Given request
Look below and pull out each line with the word "David".

Records shown
============================================================
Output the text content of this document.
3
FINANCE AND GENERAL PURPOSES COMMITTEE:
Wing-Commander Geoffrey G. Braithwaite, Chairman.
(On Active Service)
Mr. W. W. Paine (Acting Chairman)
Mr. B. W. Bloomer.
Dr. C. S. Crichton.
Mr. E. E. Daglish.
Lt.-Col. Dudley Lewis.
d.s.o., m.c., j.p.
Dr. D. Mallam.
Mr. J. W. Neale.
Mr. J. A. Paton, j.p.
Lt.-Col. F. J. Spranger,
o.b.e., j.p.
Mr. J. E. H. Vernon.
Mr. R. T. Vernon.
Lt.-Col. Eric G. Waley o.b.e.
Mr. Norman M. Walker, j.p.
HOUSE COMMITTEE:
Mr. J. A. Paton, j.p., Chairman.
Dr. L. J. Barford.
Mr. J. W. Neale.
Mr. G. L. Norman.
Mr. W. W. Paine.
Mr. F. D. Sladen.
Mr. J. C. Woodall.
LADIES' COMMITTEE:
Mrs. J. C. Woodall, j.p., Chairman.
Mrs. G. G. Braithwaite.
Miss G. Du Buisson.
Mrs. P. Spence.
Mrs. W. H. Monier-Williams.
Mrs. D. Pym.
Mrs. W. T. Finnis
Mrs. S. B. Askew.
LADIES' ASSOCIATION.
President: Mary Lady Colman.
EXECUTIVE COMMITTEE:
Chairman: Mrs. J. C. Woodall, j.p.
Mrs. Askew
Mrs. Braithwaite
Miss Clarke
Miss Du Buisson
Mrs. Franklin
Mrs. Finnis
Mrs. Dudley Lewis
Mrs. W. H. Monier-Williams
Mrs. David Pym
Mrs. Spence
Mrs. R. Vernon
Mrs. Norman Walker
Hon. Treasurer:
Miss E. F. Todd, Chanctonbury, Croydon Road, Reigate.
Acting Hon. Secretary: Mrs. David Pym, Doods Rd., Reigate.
============================================================
Exercise result
Mrs. David Pym
Acting Hon. Secretary: Mrs. David Pym, Doods Rd., Reigate.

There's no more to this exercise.